Provided data:
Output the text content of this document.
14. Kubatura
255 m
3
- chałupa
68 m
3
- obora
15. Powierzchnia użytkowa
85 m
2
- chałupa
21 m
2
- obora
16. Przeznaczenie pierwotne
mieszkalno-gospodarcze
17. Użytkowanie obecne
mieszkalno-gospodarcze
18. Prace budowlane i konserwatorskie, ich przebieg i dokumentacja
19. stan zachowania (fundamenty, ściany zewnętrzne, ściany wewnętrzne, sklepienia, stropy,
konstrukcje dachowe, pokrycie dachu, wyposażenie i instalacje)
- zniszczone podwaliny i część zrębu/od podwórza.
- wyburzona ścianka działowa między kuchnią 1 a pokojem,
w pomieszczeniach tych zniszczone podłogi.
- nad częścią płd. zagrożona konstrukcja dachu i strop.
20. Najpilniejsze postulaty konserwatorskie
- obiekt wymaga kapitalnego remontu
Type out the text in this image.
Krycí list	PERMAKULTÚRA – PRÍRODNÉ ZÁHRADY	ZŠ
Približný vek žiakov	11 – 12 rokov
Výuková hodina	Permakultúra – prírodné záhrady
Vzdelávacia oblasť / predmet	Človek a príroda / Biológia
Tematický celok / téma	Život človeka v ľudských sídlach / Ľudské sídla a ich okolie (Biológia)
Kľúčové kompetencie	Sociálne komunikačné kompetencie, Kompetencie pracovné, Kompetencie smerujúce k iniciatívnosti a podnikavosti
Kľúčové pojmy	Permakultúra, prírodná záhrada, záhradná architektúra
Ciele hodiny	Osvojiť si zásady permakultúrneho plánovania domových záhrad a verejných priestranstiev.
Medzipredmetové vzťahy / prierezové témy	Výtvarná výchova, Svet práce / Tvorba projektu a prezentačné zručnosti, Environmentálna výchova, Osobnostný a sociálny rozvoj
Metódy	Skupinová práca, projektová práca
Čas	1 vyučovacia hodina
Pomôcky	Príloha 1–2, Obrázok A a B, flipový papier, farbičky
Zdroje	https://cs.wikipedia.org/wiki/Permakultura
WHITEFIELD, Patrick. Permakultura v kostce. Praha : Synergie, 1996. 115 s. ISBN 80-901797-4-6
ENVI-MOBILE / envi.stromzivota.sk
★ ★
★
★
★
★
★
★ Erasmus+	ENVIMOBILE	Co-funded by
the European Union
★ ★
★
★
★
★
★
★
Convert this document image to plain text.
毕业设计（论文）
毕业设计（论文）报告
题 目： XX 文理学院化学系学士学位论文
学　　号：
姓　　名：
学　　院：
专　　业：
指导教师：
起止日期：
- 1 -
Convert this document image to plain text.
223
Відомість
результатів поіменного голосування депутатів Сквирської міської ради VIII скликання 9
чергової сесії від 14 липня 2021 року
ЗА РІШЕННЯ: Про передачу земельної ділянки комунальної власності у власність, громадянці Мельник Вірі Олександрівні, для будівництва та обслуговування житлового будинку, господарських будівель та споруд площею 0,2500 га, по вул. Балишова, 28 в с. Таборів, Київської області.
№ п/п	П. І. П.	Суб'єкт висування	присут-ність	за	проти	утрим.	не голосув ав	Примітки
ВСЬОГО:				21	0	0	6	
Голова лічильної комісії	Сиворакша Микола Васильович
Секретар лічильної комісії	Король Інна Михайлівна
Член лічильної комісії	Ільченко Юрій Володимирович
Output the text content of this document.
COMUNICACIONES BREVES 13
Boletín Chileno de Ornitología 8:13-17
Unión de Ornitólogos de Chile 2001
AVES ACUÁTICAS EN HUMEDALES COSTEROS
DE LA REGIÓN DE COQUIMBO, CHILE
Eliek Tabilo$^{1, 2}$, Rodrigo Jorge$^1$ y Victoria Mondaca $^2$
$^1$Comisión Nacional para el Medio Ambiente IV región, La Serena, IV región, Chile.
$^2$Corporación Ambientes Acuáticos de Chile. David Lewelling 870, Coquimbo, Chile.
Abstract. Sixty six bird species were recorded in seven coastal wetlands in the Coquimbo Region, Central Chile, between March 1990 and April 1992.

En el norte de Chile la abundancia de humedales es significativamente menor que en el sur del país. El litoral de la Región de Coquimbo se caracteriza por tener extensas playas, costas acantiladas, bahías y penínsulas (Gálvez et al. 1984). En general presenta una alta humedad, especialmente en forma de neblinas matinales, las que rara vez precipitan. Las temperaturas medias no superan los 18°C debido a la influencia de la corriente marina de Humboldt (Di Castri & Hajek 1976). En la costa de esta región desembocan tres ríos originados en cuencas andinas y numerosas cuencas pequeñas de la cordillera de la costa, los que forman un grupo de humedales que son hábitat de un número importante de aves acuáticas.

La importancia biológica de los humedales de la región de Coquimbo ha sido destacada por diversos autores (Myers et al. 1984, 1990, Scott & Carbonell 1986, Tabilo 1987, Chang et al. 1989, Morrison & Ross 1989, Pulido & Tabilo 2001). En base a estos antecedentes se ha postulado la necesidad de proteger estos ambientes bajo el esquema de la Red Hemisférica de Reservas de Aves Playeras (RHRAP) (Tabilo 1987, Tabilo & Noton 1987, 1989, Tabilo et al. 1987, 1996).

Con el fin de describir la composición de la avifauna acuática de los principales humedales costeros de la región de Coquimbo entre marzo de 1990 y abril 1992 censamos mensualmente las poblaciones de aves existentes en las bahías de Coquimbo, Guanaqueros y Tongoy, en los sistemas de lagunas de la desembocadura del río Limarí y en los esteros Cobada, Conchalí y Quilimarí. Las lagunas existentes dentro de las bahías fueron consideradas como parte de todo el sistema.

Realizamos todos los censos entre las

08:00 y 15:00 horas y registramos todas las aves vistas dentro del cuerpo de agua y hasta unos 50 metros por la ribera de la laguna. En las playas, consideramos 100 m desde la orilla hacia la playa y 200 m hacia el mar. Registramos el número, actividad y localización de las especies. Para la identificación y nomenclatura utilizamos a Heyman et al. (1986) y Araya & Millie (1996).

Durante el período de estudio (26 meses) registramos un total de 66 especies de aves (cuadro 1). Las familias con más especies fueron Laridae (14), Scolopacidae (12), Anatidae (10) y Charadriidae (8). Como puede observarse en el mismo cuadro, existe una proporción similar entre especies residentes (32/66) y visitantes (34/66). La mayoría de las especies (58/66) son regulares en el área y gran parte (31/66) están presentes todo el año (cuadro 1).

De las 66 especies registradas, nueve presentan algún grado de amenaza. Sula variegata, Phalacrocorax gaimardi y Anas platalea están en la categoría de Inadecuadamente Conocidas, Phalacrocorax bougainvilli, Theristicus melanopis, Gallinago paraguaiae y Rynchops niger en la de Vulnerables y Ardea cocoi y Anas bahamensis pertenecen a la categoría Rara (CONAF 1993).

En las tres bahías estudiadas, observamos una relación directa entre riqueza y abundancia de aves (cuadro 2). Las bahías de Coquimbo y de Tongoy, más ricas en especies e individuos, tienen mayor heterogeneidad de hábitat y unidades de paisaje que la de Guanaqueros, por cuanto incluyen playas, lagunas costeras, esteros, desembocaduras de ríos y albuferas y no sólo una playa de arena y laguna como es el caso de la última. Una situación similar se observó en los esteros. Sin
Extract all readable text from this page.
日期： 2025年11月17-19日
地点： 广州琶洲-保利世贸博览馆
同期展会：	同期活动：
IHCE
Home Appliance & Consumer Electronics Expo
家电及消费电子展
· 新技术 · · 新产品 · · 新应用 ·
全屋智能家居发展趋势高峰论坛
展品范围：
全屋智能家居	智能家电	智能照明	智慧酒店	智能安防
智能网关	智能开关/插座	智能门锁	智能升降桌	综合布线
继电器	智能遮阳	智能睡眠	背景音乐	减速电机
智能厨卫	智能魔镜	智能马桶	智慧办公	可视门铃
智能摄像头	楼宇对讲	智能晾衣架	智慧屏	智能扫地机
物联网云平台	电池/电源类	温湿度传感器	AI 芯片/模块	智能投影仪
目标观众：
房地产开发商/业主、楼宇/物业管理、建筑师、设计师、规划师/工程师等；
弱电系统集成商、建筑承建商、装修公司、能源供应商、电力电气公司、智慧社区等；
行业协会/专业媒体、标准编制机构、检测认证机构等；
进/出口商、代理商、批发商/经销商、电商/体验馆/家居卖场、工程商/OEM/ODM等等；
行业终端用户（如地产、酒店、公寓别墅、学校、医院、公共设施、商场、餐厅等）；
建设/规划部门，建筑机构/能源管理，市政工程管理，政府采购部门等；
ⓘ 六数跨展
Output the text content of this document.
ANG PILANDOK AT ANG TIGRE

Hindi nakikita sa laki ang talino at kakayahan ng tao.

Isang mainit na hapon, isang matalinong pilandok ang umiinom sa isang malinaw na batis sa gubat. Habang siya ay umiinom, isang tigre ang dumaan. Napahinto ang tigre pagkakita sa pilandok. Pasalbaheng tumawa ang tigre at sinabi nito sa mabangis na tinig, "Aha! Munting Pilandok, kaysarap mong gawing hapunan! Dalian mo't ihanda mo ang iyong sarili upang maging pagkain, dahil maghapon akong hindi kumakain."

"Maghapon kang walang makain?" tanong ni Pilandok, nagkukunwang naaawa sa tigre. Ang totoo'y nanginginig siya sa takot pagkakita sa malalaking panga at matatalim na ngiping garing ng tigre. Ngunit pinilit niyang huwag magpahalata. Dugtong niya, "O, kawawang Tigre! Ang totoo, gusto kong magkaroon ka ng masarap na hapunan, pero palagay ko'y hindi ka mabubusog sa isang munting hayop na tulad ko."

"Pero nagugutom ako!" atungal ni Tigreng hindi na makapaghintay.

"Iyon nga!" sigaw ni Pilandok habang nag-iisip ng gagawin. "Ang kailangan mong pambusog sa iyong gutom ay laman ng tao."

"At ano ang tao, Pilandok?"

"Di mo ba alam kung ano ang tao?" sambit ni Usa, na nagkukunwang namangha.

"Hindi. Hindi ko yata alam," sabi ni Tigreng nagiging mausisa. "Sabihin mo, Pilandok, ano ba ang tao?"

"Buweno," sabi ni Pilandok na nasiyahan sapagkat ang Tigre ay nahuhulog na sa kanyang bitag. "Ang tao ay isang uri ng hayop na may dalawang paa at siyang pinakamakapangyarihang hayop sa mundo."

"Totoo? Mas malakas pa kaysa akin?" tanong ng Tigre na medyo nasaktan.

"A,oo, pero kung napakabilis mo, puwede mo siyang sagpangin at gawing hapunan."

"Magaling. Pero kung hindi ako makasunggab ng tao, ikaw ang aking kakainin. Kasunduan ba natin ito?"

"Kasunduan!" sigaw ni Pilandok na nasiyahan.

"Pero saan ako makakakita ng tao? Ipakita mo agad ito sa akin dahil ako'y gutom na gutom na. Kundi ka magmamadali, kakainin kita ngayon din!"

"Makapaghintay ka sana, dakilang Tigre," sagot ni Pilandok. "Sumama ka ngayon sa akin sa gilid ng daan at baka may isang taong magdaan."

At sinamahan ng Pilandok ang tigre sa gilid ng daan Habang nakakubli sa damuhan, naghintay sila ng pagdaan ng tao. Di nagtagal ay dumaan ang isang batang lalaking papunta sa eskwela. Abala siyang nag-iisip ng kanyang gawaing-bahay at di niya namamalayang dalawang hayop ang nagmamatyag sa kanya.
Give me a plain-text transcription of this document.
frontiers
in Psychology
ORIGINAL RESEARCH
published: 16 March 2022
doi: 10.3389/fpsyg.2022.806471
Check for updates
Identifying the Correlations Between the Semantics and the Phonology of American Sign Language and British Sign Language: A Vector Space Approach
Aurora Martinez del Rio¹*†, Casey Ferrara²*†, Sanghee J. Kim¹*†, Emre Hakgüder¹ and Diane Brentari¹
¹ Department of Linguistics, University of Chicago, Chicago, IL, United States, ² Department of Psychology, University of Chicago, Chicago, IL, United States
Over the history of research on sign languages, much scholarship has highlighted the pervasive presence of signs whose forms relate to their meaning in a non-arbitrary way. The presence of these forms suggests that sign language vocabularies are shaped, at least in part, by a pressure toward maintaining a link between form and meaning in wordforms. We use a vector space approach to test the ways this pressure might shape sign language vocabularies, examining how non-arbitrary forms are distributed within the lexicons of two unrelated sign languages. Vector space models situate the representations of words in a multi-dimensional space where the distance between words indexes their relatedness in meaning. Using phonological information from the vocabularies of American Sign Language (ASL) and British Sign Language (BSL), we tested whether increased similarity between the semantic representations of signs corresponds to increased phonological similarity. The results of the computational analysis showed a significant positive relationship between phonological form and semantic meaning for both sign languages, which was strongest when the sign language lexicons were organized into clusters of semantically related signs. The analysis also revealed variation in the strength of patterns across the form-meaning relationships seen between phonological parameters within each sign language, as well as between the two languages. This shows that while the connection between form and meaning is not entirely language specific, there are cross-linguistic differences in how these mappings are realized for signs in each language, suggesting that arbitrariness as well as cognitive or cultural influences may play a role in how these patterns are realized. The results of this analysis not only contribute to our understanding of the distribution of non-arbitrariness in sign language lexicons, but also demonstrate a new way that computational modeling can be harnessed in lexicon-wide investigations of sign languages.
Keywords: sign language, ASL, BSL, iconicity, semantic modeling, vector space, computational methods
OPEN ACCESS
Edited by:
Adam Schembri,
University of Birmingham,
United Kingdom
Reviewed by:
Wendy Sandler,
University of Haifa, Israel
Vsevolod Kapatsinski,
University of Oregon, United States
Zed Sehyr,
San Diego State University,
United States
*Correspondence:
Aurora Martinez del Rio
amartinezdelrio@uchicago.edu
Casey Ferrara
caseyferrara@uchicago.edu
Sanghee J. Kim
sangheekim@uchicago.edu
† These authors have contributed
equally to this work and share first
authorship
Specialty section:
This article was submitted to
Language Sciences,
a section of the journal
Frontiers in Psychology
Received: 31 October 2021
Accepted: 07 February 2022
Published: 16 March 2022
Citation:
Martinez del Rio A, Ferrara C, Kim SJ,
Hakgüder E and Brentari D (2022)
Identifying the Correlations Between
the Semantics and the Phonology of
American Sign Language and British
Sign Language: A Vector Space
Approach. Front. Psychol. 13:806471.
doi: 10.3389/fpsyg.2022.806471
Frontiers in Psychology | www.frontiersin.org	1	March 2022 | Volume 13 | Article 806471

Challenge:
Return all lines containing "iyong".

Result for this task:
Isang mainit na hapon, isang matalinong pilandok ang umiinom sa isang malinaw na batis sa gubat. Habang siya ay umiinom, isang tigre ang dumaan. Napahinto ang tigre pagkakita sa pilandok. Pasalbaheng tumawa ang tigre at sinabi nito sa mabangis na tinig, "Aha! Munting Pilandok, kaysarap mong gawing hapunan! Dalian mo't ihanda mo ang iyong sarili upang maging pagkain, dahil maghapon akong hindi kumakain."
"Iyon nga!" sigaw ni Pilandok habang nag-iisip ng gagawin. "Ang kailangan mong pambusog sa iyong gutom ay laman ng tao."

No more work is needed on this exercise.